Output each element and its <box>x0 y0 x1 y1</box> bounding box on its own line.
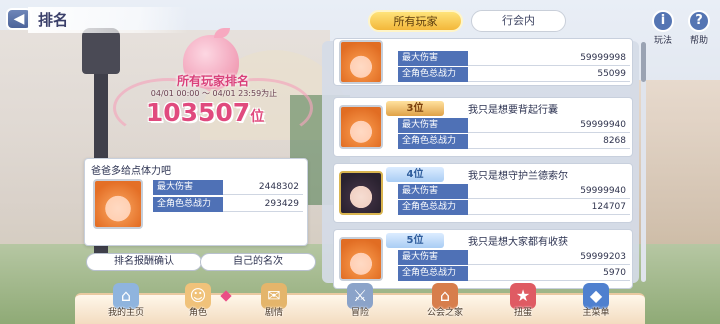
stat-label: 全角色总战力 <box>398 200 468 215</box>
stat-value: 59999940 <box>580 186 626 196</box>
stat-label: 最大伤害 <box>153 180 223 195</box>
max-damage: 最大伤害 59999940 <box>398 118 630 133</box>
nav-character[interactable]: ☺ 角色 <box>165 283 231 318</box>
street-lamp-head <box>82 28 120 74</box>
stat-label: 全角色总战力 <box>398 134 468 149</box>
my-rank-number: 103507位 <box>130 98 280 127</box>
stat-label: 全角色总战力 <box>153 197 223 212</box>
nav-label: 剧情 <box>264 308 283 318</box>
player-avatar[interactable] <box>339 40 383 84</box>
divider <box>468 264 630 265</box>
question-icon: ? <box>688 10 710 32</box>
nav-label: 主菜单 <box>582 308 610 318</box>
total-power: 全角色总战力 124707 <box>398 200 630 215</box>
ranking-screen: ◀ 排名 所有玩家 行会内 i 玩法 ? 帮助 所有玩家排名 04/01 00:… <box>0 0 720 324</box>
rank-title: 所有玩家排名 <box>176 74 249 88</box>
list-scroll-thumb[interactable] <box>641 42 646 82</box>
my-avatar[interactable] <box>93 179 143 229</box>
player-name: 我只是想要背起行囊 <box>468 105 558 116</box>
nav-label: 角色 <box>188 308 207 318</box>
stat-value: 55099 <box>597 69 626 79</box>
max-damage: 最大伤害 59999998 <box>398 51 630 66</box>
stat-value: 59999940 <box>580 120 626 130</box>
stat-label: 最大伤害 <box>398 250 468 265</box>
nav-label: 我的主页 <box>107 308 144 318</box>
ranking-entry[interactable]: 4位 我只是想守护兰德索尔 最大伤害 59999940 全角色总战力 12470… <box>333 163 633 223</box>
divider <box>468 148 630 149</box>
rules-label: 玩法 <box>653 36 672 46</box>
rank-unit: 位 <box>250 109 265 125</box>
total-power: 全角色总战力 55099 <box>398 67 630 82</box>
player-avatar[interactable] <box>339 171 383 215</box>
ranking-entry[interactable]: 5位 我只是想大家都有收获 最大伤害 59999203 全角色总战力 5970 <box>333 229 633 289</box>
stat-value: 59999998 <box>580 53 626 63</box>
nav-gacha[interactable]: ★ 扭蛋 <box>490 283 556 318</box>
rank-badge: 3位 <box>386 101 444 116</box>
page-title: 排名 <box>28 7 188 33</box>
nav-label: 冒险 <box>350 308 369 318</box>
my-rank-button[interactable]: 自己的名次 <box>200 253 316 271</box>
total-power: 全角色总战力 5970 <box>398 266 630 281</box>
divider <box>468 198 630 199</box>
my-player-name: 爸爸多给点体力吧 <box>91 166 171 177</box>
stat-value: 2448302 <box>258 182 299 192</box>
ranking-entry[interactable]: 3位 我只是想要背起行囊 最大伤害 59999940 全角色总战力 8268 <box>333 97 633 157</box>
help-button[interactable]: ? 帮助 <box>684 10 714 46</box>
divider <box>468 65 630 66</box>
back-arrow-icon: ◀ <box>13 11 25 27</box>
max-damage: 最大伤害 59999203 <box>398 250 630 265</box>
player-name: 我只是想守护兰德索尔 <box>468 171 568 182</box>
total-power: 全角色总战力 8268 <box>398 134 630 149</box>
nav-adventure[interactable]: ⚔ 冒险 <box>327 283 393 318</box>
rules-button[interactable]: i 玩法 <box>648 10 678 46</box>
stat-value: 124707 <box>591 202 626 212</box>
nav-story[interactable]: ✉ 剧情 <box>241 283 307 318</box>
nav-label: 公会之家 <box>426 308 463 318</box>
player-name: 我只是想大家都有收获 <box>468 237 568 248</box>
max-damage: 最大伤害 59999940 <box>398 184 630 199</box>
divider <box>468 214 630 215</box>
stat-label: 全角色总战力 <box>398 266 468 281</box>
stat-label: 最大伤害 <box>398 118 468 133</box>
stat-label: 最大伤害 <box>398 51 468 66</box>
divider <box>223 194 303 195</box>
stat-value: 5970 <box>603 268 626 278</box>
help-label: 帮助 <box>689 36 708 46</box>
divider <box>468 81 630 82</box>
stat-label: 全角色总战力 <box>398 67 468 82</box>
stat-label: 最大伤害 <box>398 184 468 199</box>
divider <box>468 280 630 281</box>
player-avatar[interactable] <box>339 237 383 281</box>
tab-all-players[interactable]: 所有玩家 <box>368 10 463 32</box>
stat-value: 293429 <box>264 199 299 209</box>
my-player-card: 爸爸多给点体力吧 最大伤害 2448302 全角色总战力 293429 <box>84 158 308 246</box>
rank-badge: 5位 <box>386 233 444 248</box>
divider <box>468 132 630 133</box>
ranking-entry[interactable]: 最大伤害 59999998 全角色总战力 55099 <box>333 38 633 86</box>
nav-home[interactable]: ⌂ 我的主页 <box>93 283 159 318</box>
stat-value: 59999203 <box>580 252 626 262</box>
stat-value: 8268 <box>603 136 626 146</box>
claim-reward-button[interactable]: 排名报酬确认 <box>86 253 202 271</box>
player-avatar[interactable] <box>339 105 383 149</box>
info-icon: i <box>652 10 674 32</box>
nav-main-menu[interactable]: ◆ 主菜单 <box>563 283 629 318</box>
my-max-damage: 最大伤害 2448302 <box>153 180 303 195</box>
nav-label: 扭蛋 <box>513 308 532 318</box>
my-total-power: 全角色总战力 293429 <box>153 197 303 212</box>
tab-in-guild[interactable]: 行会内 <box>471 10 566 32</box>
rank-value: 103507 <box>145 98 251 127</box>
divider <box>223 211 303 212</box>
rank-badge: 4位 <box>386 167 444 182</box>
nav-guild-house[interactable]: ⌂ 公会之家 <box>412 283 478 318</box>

━━━━━━━━━━━━━━━━━━━━━━━━━━━━━━

Copy every line above exactly as it appears, but leave out the pictures.

Output each element and its <box>x0 y0 x1 y1</box> bounding box on its own line.
stat-label: 全角色总战力 <box>398 200 468 215</box>
stat-value: 59999940 <box>580 186 626 196</box>
stat-label: 最大伤害 <box>153 180 223 195</box>
max-damage: 最大伤害 59999940 <box>398 118 630 133</box>
nav-character[interactable]: ☺ 角色 <box>165 283 231 318</box>
street-lamp-head <box>82 28 120 74</box>
stat-label: 全角色总战力 <box>398 134 468 149</box>
my-rank-number: 103507位 <box>130 98 280 127</box>
stat-label: 全角色总战力 <box>153 197 223 212</box>
nav-label: 剧情 <box>264 308 283 318</box>
player-avatar[interactable] <box>339 40 383 84</box>
divider <box>468 264 630 265</box>
question-icon: ? <box>688 10 710 32</box>
nav-label: 主菜单 <box>582 308 610 318</box>
total-power: 全角色总战力 124707 <box>398 200 630 215</box>
ranking-screen: ◀ 排名 所有玩家 行会内 i 玩法 ? 帮助 所有玩家排名 04/01 00:… <box>0 0 720 324</box>
rank-title: 所有玩家排名 <box>176 74 249 88</box>
list-scroll-thumb[interactable] <box>641 42 646 82</box>
my-avatar[interactable] <box>93 179 143 229</box>
player-name: 我只是想要背起行囊 <box>468 105 558 116</box>
nav-label: 角色 <box>188 308 207 318</box>
stat-value: 55099 <box>597 69 626 79</box>
max-damage: 最大伤害 59999998 <box>398 51 630 66</box>
stat-value: 59999940 <box>580 120 626 130</box>
stat-label: 最大伤害 <box>398 250 468 265</box>
nav-label: 我的主页 <box>107 308 144 318</box>
ranking-entry[interactable]: 4位 我只是想守护兰德索尔 最大伤害 59999940 全角色总战力 12470… <box>333 163 633 223</box>
divider <box>468 148 630 149</box>
rules-label: 玩法 <box>653 36 672 46</box>
rank-unit: 位 <box>250 109 265 125</box>
total-power: 全角色总战力 55099 <box>398 67 630 82</box>
player-avatar[interactable] <box>339 171 383 215</box>
ranking-entry[interactable]: 5位 我只是想大家都有收获 最大伤害 59999203 全角色总战力 5970 <box>333 229 633 289</box>
stat-value: 59999998 <box>580 53 626 63</box>
nav-gacha[interactable]: ★ 扭蛋 <box>490 283 556 318</box>
rank-badge: 3位 <box>386 101 444 116</box>
page-title: 排名 <box>28 7 188 33</box>
nav-label: 冒险 <box>350 308 369 318</box>
my-rank-button[interactable]: 自己的名次 <box>200 253 316 271</box>
total-power: 全角色总战力 5970 <box>398 266 630 281</box>
divider <box>468 198 630 199</box>
my-player-name: 爸爸多给点体力吧 <box>91 166 171 177</box>
stat-value: 2448302 <box>258 182 299 192</box>
ranking-entry[interactable]: 3位 我只是想要背起行囊 最大伤害 59999940 全角色总战力 8268 <box>333 97 633 157</box>
help-button[interactable]: ? 帮助 <box>684 10 714 46</box>
divider <box>468 65 630 66</box>
back-arrow-icon: ◀ <box>13 11 25 27</box>
max-damage: 最大伤害 59999203 <box>398 250 630 265</box>
player-name: 我只是想守护兰德索尔 <box>468 171 568 182</box>
total-power: 全角色总战力 8268 <box>398 134 630 149</box>
nav-adventure[interactable]: ⚔ 冒险 <box>327 283 393 318</box>
rules-button[interactable]: i 玩法 <box>648 10 678 46</box>
stat-value: 124707 <box>591 202 626 212</box>
nav-story[interactable]: ✉ 剧情 <box>241 283 307 318</box>
nav-label: 公会之家 <box>426 308 463 318</box>
player-name: 我只是想大家都有收获 <box>468 237 568 248</box>
max-damage: 最大伤害 59999940 <box>398 184 630 199</box>
divider <box>468 214 630 215</box>
stat-label: 全角色总战力 <box>398 266 468 281</box>
stat-label: 最大伤害 <box>398 118 468 133</box>
stat-label: 最大伤害 <box>398 51 468 66</box>
divider <box>223 194 303 195</box>
stat-value: 5970 <box>603 268 626 278</box>
help-label: 帮助 <box>689 36 708 46</box>
divider <box>468 81 630 82</box>
stat-label: 全角色总战力 <box>398 67 468 82</box>
stat-label: 最大伤害 <box>398 184 468 199</box>
divider <box>468 280 630 281</box>
player-avatar[interactable] <box>339 237 383 281</box>
tab-all-players[interactable]: 所有玩家 <box>368 10 463 32</box>
stat-value: 293429 <box>264 199 299 209</box>
my-player-card: 爸爸多给点体力吧 最大伤害 2448302 全角色总战力 293429 <box>84 158 308 246</box>
rank-badge: 5位 <box>386 233 444 248</box>
divider <box>468 132 630 133</box>
ranking-entry[interactable]: 最大伤害 59999998 全角色总战力 55099 <box>333 38 633 86</box>
nav-home[interactable]: ⌂ 我的主页 <box>93 283 159 318</box>
stat-value: 59999203 <box>580 252 626 262</box>
stat-value: 8268 <box>603 136 626 146</box>
claim-reward-button[interactable]: 排名报酬确认 <box>86 253 202 271</box>
player-avatar[interactable] <box>339 105 383 149</box>
info-icon: i <box>652 10 674 32</box>
nav-main-menu[interactable]: ◆ 主菜单 <box>563 283 629 318</box>
my-max-damage: 最大伤害 2448302 <box>153 180 303 195</box>
nav-label: 扭蛋 <box>513 308 532 318</box>
my-total-power: 全角色总战力 293429 <box>153 197 303 212</box>
tab-in-guild[interactable]: 行会内 <box>471 10 566 32</box>
rank-value: 103507 <box>145 98 251 127</box>
divider <box>223 211 303 212</box>
rank-badge: 4位 <box>386 167 444 182</box>
nav-guild-house[interactable]: ⌂ 公会之家 <box>412 283 478 318</box>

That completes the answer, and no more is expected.